**GIVEN RECORDS:**
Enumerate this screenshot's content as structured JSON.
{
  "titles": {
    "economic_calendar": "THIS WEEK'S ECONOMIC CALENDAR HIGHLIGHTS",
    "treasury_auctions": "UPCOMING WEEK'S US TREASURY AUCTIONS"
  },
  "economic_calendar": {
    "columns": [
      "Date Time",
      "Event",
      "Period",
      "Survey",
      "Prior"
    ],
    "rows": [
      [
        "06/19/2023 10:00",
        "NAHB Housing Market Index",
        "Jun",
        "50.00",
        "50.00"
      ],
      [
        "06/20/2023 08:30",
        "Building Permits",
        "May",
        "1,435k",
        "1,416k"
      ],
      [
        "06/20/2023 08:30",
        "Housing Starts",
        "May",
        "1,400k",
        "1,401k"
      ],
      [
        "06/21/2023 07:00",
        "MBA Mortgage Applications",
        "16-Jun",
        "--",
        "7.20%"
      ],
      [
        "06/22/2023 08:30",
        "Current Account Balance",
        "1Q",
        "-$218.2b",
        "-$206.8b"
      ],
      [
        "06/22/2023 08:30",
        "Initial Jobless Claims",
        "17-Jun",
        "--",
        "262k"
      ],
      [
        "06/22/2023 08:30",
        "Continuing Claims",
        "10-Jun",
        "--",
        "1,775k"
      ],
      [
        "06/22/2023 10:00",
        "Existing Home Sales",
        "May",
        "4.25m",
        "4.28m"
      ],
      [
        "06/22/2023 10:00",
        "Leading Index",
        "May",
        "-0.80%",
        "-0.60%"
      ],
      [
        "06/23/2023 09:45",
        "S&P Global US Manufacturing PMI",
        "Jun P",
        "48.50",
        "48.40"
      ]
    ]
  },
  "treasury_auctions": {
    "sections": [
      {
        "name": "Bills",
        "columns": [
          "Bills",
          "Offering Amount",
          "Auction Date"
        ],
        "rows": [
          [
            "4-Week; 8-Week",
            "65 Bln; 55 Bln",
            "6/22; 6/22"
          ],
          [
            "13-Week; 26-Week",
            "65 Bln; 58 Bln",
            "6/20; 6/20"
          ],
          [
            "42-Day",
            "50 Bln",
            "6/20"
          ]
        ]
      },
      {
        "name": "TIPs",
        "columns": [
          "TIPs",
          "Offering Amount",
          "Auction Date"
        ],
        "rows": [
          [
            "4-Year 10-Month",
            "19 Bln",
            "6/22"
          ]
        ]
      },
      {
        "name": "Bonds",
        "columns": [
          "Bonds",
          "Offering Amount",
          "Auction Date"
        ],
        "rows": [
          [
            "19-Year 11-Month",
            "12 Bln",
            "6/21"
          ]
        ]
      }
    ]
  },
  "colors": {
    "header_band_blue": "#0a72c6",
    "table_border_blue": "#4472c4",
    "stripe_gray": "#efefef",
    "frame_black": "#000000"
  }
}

**TASK TO CARRY OUT:** Give the listing again, word for word.

**RESULT OF THIS TASK:**
Enumerate this screenshot's content as structured JSON.
{
  "titles": {
    "economic_calendar": "THIS WEEK'S ECONOMIC CALENDAR HIGHLIGHTS",
    "treasury_auctions": "UPCOMING WEEK'S US TREASURY AUCTIONS"
  },
  "economic_calendar": {
    "columns": [
      "Date Time",
      "Event",
      "Period",
      "Survey",
      "Prior"
    ],
    "rows": [
      [
        "06/19/2023 10:00",
        "NAHB Housing Market Index",
        "Jun",
        "50.00",
        "50.00"
      ],
      [
        "06/20/2023 08:30",
        "Building Permits",
        "May",
        "1,435k",
        "1,416k"
      ],
      [
        "06/20/2023 08:30",
        "Housing Starts",
        "May",
        "1,400k",
        "1,401k"
      ],
      [
        "06/21/2023 07:00",
        "MBA Mortgage Applications",
        "16-Jun",
        "--",
        "7.20%"
      ],
      [
        "06/22/2023 08:30",
        "Current Account Balance",
        "1Q",
        "-$218.2b",
        "-$206.8b"
      ],
      [
        "06/22/2023 08:30",
        "Initial Jobless Claims",
        "17-Jun",
        "--",
        "262k"
      ],
      [
        "06/22/2023 08:30",
        "Continuing Claims",
        "10-Jun",
        "--",
        "1,775k"
      ],
      [
        "06/22/2023 10:00",
        "Existing Home Sales",
        "May",
        "4.25m",
        "4.28m"
      ],
      [
        "06/22/2023 10:00",
        "Leading Index",
        "May",
        "-0.80%",
        "-0.60%"
      ],
      [
        "06/23/2023 09:45",
        "S&P Global US Manufacturing PMI",
        "Jun P",
        "48.50",
        "48.40"
      ]
    ]
  },
  "treasury_auctions": {
    "sections": [
      {
        "name": "Bills",
        "columns": [
          "Bills",
          "Offering Amount",
          "Auction Date"
        ],
        "rows": [
          [
            "4-Week; 8-Week",
            "65 Bln; 55 Bln",
            "6/22; 6/22"
          ],
          [
            "13-Week; 26-Week",
            "65 Bln; 58 Bln",
            "6/20; 6/20"
          ],
          [
            "42-Day",
            "50 Bln",
            "6/20"
          ]
        ]
      },
      {
        "name": "TIPs",
        "columns": [
          "TIPs",
          "Offering Amount",
          "Auction Date"
        ],
        "rows": [
          [
            "4-Year 10-Month",
            "19 Bln",
            "6/22"
          ]
        ]
      },
      {
        "name": "Bonds",
        "columns": [
          "Bonds",
          "Offering Amount",
          "Auction Date"
        ],
        "rows": [
          [
            "19-Year 11-Month",
            "12 Bln",
            "6/21"
          ]
        ]
      }
    ]
  },
  "colors": {
    "header_band_blue": "#0a72c6",
    "table_border_blue": "#4472c4",
    "stripe_gray": "#efefef",
    "frame_black": "#000000"
  }
}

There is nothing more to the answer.